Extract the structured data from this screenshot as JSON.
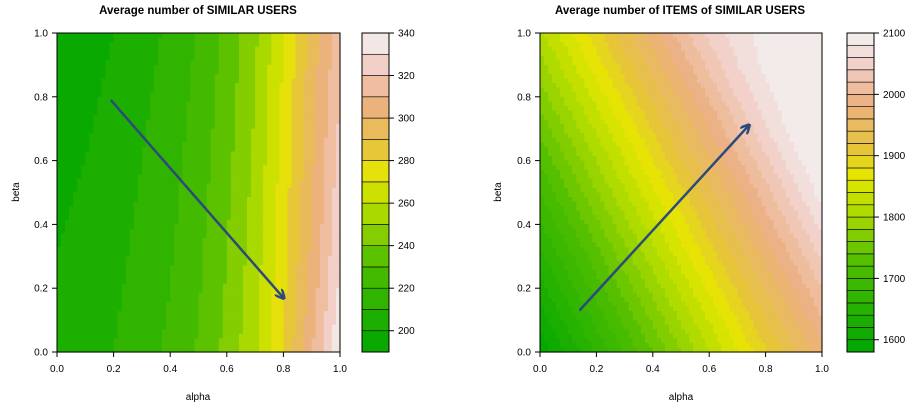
{
  "chart_data": [
    {
      "type": "heatmap",
      "subtype": "filled-contour",
      "title": "Average number of SIMILAR USERS",
      "xlabel": "alpha",
      "ylabel": "beta",
      "xlim": [
        0,
        1
      ],
      "ylim": [
        0,
        1
      ],
      "xticks": [
        "0.0",
        "0.2",
        "0.4",
        "0.6",
        "0.8",
        "1.0"
      ],
      "yticks": [
        "0.0",
        "0.2",
        "0.4",
        "0.6",
        "0.8",
        "1.0"
      ],
      "zlim": [
        190,
        340
      ],
      "level_step": 10,
      "colorbar_ticks": [
        "200",
        "220",
        "240",
        "260",
        "280",
        "300",
        "320",
        "340"
      ],
      "arrow": {
        "from": [
          0.19,
          0.79
        ],
        "to": [
          0.8,
          0.17
        ],
        "color": "#2d4a7c"
      },
      "trend": "increases mainly with alpha",
      "x": [
        0.0,
        0.1,
        0.2,
        0.3,
        0.4,
        0.5,
        0.6,
        0.7,
        0.8,
        0.9,
        1.0
      ],
      "y": [
        0.0,
        0.1,
        0.2,
        0.3,
        0.4,
        0.5,
        0.6,
        0.7,
        0.8,
        0.9,
        1.0
      ],
      "z": [
        [
          203,
          206,
          210,
          216,
          222,
          231,
          243,
          258,
          281,
          309,
          339
        ],
        [
          202,
          205,
          209,
          215,
          221,
          230,
          242,
          257,
          279,
          306,
          336
        ],
        [
          201,
          204,
          208,
          214,
          220,
          229,
          241,
          256,
          278,
          304,
          332
        ],
        [
          200,
          203,
          207,
          213,
          219,
          228,
          240,
          255,
          277,
          302,
          330
        ],
        [
          199,
          202,
          206,
          212,
          218,
          227,
          239,
          254,
          276,
          300,
          328
        ],
        [
          198,
          201,
          205,
          211,
          217,
          226,
          238,
          253,
          275,
          299,
          326
        ],
        [
          197,
          200,
          204,
          210,
          216,
          225,
          237,
          252,
          274,
          298,
          324
        ],
        [
          196,
          199,
          203,
          209,
          215,
          224,
          236,
          251,
          273,
          297,
          322
        ],
        [
          195,
          198,
          202,
          208,
          214,
          223,
          235,
          250,
          272,
          296,
          320
        ],
        [
          194,
          197,
          201,
          207,
          213,
          222,
          234,
          249,
          271,
          295,
          318
        ],
        [
          193,
          196,
          200,
          206,
          212,
          221,
          233,
          248,
          270,
          294,
          316
        ]
      ]
    },
    {
      "type": "heatmap",
      "subtype": "filled-contour",
      "title": "Average number of ITEMS of SIMILAR USERS",
      "xlabel": "alpha",
      "ylabel": "beta",
      "xlim": [
        0,
        1
      ],
      "ylim": [
        0,
        1
      ],
      "xticks": [
        "0.0",
        "0.2",
        "0.4",
        "0.6",
        "0.8",
        "1.0"
      ],
      "yticks": [
        "0.0",
        "0.2",
        "0.4",
        "0.6",
        "0.8",
        "1.0"
      ],
      "zlim": [
        1580,
        2100
      ],
      "level_step": 20,
      "colorbar_ticks": [
        "1600",
        "1700",
        "1800",
        "1900",
        "2000",
        "2100"
      ],
      "arrow": {
        "from": [
          0.14,
          0.13
        ],
        "to": [
          0.74,
          0.71
        ],
        "color": "#2d4a7c"
      },
      "trend": "increases with both alpha and beta",
      "x": [
        0.0,
        0.1,
        0.2,
        0.3,
        0.4,
        0.5,
        0.6,
        0.7,
        0.8,
        0.9,
        1.0
      ],
      "y": [
        0.0,
        0.1,
        0.2,
        0.3,
        0.4,
        0.5,
        0.6,
        0.7,
        0.8,
        0.9,
        1.0
      ],
      "z": [
        [
          1585,
          1624,
          1663,
          1702,
          1741,
          1780,
          1819,
          1858,
          1897,
          1936,
          1975
        ],
        [
          1608,
          1647,
          1686,
          1725,
          1764,
          1803,
          1842,
          1881,
          1920,
          1959,
          1998
        ],
        [
          1631,
          1670,
          1709,
          1748,
          1787,
          1826,
          1865,
          1904,
          1943,
          1982,
          2021
        ],
        [
          1654,
          1693,
          1732,
          1771,
          1810,
          1849,
          1888,
          1927,
          1966,
          2005,
          2044
        ],
        [
          1677,
          1716,
          1755,
          1794,
          1833,
          1872,
          1911,
          1950,
          1989,
          2028,
          2067
        ],
        [
          1700,
          1739,
          1778,
          1817,
          1856,
          1895,
          1934,
          1973,
          2012,
          2051,
          2090
        ],
        [
          1723,
          1762,
          1801,
          1840,
          1879,
          1918,
          1957,
          1996,
          2035,
          2074,
          2098
        ],
        [
          1746,
          1785,
          1824,
          1863,
          1902,
          1941,
          1980,
          2019,
          2058,
          2090,
          2099
        ],
        [
          1769,
          1808,
          1847,
          1886,
          1925,
          1964,
          2003,
          2042,
          2075,
          2095,
          2099
        ],
        [
          1792,
          1831,
          1870,
          1909,
          1948,
          1987,
          2026,
          2060,
          2085,
          2097,
          2099
        ],
        [
          1815,
          1854,
          1893,
          1932,
          1971,
          2010,
          2045,
          2070,
          2090,
          2098,
          2099
        ]
      ]
    }
  ]
}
☆ ☆ ☆ ☆
EXERCISE → Every line holding "USERS" should be copied out.

FINAL ANSWER →
      "title": "Average number of SIMILAR USERS",
      "title": "Average number of ITEMS of SIMILAR USERS",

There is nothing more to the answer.